[Task list]
A - In the passage on GES indicators, what does Eq 7 show that GES can always be traced back to?
B - Summarize the passage on GES indicators in two sentences.
C - From the passage on GES indicators, extract the stretch from "The increase of" through "Framework Directive (MSFD)".

[Text block]
- - - -
The increase of objectivity by reducing the number of indicators to obtain a probability measure of GES does not necessarily lead to a reduction of user-friendliness due to an increased level of abstraction which has been argued in the literature [94,133]. Eq 7 shows that GES can always be traced back to the individual indicators and their likelihoods and the corresponding indicator groups and thus the degree of variability explained by these selected indicators in the indicator space (S1 Appendix).

HA in relation to existing assessment methodologies and policy frameworks

European Marine Strategy Framework Directive (MSFD)
- - - -
[Entries provided]
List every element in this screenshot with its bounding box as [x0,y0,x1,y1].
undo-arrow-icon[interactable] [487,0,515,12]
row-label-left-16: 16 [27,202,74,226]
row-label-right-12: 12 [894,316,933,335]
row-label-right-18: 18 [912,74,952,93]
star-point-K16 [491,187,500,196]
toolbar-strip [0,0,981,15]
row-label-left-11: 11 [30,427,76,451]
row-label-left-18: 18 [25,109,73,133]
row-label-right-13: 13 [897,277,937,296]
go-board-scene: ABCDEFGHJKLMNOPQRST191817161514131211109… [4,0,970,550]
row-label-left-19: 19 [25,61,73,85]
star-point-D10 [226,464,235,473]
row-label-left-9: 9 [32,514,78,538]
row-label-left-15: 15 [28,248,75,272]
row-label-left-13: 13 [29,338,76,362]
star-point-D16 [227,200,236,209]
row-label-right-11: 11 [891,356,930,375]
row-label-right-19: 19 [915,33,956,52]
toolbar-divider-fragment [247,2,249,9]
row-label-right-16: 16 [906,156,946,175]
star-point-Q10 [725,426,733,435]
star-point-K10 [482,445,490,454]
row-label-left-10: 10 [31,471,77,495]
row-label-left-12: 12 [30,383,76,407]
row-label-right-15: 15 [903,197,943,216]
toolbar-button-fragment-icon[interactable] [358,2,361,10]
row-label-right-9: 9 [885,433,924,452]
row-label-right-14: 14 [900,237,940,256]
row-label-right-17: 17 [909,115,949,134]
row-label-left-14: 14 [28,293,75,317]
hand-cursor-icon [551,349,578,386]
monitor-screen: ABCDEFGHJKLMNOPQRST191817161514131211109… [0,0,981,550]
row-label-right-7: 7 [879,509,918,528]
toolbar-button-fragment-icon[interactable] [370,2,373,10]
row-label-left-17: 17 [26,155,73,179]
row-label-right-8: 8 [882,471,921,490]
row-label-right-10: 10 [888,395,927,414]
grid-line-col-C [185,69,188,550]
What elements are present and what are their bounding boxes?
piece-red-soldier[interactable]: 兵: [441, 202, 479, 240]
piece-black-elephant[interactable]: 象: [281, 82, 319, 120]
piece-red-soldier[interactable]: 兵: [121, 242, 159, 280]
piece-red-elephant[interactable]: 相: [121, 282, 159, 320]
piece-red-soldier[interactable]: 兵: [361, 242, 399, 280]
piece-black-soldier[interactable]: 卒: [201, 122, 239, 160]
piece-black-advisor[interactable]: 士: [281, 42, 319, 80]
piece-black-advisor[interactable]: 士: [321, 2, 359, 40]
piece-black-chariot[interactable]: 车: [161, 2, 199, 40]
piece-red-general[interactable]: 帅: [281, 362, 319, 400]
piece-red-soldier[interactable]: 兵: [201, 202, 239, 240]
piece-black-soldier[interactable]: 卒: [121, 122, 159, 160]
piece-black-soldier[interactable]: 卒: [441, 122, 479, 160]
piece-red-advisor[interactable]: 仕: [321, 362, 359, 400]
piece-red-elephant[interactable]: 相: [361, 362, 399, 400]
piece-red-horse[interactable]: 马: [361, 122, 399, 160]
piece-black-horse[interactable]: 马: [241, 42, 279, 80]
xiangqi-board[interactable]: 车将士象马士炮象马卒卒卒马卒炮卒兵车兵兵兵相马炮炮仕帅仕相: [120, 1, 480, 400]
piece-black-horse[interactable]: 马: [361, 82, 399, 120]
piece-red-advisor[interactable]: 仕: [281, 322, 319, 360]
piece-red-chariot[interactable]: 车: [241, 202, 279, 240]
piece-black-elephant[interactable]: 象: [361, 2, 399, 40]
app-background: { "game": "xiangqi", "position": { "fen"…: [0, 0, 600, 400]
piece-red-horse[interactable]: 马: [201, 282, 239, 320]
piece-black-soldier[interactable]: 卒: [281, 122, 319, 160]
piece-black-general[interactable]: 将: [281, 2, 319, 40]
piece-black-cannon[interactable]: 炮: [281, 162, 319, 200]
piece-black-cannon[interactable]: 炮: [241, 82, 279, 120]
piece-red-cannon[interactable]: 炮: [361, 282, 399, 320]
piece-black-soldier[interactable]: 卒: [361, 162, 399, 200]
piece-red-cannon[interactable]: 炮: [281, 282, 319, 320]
- - - -
[Answers below]
A - GES can always be traced back to the individual indicators and their likelihoods and the corresponding indicator groups, and thus to the degree of variability explained by these selected indicators in the indicator space.

B - Reducing the number of indicators to obtain a probability measure of GES increases objectivity but does not necessarily reduce user-friendliness through an increased level of abstraction, as has been argued in the literature. Eq 7 shows that GES can always be traced back to the individual indicators, their likelihoods and the corresponding indicator groups, and thus to the degree of variability those selected indicators explain in the indicator space.

C -
The increase of objectivity by reducing the number of indicators to obtain a probability measure of GES does not necessarily lead to a reduction of user-friendliness due to an increased level of abstraction which has been argued in the literature [94,133]. Eq 7 shows that GES can always be traced back to the individual indicators and their likelihoods and the corresponding indicator groups and thus the degree of variability explained by these selected indicators in the indicator space (S1 Appendix).

HA in relation to existing assessment methodologies and policy frameworks

European Marine Strategy Framework Directive (MSFD)